§ **Gestelde opdracht**: Schrijf alle onderstaande vermeldingen woordelijk over, zonder iets te wijzigen.

Vermeldingen met coördinaatannotaties
******

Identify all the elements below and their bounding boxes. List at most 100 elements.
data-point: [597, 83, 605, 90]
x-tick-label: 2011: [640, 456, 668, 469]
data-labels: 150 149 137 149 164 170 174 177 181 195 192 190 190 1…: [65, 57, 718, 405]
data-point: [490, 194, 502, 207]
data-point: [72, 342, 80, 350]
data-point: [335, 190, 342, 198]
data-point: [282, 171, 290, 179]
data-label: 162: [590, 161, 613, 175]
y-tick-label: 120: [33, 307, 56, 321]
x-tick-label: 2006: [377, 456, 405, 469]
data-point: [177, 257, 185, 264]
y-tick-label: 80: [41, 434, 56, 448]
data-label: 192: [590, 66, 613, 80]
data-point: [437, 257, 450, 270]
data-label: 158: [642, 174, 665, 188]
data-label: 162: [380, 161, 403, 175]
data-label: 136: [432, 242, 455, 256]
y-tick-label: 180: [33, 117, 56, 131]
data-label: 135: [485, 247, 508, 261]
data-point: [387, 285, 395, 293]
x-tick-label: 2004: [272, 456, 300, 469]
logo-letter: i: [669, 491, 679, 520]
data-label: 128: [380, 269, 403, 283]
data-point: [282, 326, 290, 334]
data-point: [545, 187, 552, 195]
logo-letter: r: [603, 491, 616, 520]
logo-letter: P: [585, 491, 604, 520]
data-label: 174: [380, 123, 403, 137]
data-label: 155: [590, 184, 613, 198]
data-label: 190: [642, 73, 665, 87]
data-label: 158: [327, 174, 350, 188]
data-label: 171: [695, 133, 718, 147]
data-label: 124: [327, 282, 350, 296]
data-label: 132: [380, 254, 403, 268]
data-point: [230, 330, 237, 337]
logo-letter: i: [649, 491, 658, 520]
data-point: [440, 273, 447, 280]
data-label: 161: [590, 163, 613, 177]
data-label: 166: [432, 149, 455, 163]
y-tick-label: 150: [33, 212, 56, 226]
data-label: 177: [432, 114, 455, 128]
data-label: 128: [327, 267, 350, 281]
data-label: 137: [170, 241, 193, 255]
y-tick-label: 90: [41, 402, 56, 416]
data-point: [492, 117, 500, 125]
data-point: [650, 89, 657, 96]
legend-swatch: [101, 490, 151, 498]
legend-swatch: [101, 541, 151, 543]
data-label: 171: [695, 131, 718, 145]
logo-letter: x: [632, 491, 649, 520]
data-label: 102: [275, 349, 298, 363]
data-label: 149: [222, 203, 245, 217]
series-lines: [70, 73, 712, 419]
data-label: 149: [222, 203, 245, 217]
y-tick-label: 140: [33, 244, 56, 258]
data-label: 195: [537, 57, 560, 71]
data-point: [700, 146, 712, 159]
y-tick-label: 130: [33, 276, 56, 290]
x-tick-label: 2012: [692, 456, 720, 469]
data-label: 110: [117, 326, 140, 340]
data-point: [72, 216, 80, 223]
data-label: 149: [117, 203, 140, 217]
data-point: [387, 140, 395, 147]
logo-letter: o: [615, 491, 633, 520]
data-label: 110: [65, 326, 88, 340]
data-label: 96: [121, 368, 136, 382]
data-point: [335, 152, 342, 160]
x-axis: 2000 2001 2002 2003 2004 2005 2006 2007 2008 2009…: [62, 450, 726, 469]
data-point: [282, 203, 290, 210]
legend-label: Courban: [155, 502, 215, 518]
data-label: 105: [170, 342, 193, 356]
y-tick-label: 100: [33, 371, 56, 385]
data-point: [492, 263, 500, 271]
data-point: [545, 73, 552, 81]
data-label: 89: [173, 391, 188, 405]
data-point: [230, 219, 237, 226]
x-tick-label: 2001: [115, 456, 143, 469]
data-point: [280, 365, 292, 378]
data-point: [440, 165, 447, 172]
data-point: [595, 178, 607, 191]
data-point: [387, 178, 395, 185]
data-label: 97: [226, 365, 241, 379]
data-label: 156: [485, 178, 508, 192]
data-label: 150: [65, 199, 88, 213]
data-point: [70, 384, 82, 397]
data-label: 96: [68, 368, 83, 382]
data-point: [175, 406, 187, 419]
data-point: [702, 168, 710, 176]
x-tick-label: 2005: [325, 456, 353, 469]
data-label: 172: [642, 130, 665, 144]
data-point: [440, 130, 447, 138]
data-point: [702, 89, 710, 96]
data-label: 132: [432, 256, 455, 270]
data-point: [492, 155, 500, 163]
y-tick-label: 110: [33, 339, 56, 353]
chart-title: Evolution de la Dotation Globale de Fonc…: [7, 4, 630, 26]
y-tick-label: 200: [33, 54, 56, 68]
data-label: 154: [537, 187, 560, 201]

******

§ **Uitvoer**:
Identify all the elements below and their bounding boxes. List at most 100 elements.
data-point: [597, 83, 605, 90]
x-tick-label: 2011: [640, 456, 668, 469]
data-labels: 150 149 137 149 164 170 174 177 181 195 192 190 190 1…: [65, 57, 718, 405]
data-point: [490, 194, 502, 207]
data-point: [72, 342, 80, 350]
data-point: [335, 190, 342, 198]
data-point: [282, 171, 290, 179]
data-label: 162: [590, 161, 613, 175]
y-tick-label: 120: [33, 307, 56, 321]
x-tick-label: 2006: [377, 456, 405, 469]
data-point: [177, 257, 185, 264]
y-tick-label: 80: [41, 434, 56, 448]
data-label: 192: [590, 66, 613, 80]
data-point: [437, 257, 450, 270]
data-label: 158: [642, 174, 665, 188]
data-label: 162: [380, 161, 403, 175]
data-label: 136: [432, 242, 455, 256]
y-tick-label: 180: [33, 117, 56, 131]
data-label: 135: [485, 247, 508, 261]
data-point: [387, 285, 395, 293]
x-tick-label: 2004: [272, 456, 300, 469]
logo-letter: i: [669, 491, 679, 520]
data-label: 128: [380, 269, 403, 283]
data-point: [282, 326, 290, 334]
data-point: [545, 187, 552, 195]
logo-letter: r: [603, 491, 616, 520]
logo-letter: P: [585, 491, 604, 520]
data-label: 174: [380, 123, 403, 137]
data-label: 155: [590, 184, 613, 198]
data-label: 190: [642, 73, 665, 87]
data-label: 158: [327, 174, 350, 188]
data-label: 171: [695, 133, 718, 147]
data-label: 124: [327, 282, 350, 296]
data-label: 132: [380, 254, 403, 268]
data-point: [230, 330, 237, 337]
logo-letter: i: [649, 491, 658, 520]
data-point: [440, 273, 447, 280]
data-label: 161: [590, 163, 613, 177]
data-label: 166: [432, 149, 455, 163]
y-tick-label: 150: [33, 212, 56, 226]
data-label: 177: [432, 114, 455, 128]
data-label: 128: [327, 267, 350, 281]
data-label: 137: [170, 241, 193, 255]
y-tick-label: 90: [41, 402, 56, 416]
data-point: [492, 117, 500, 125]
data-point: [650, 89, 657, 96]
legend-swatch: [101, 490, 151, 498]
legend-swatch: [101, 541, 151, 543]
data-label: 171: [695, 131, 718, 145]
logo-letter: x: [632, 491, 649, 520]
data-label: 102: [275, 349, 298, 363]
data-label: 149: [222, 203, 245, 217]
series-lines: [70, 73, 712, 419]
data-label: 149: [222, 203, 245, 217]
y-tick-label: 140: [33, 244, 56, 258]
data-label: 195: [537, 57, 560, 71]
data-point: [700, 146, 712, 159]
y-tick-label: 130: [33, 276, 56, 290]
x-tick-label: 2012: [692, 456, 720, 469]
data-label: 110: [117, 326, 140, 340]
data-point: [72, 216, 80, 223]
data-label: 149: [117, 203, 140, 217]
data-point: [387, 140, 395, 147]
logo-letter: o: [615, 491, 633, 520]
data-label: 110: [65, 326, 88, 340]
data-label: 96: [121, 368, 136, 382]
data-point: [335, 152, 342, 160]
x-axis: 2000 2001 2002 2003 2004 2005 2006 2007 2008 2009…: [62, 450, 726, 469]
data-point: [282, 203, 290, 210]
legend-label: Courban: [155, 502, 215, 518]
data-label: 105: [170, 342, 193, 356]
y-tick-label: 100: [33, 371, 56, 385]
data-point: [492, 263, 500, 271]
data-point: [545, 73, 552, 81]
data-label: 89: [173, 391, 188, 405]
data-point: [230, 219, 237, 226]
x-tick-label: 2001: [115, 456, 143, 469]
data-point: [280, 365, 292, 378]
data-point: [440, 165, 447, 172]
data-point: [595, 178, 607, 191]
data-point: [387, 178, 395, 185]
data-label: 97: [226, 365, 241, 379]
data-label: 156: [485, 178, 508, 192]
data-label: 150: [65, 199, 88, 213]
data-point: [70, 384, 82, 397]
data-label: 96: [68, 368, 83, 382]
data-point: [175, 406, 187, 419]
data-point: [702, 168, 710, 176]
x-tick-label: 2005: [325, 456, 353, 469]
data-label: 172: [642, 130, 665, 144]
data-point: [440, 130, 447, 138]
data-point: [702, 89, 710, 96]
data-label: 132: [432, 256, 455, 270]
data-point: [492, 155, 500, 163]
y-tick-label: 110: [33, 339, 56, 353]
chart-title: Evolution de la Dotation Globale de Fonc…: [7, 4, 630, 26]
y-tick-label: 200: [33, 54, 56, 68]
data-label: 154: [537, 187, 560, 201]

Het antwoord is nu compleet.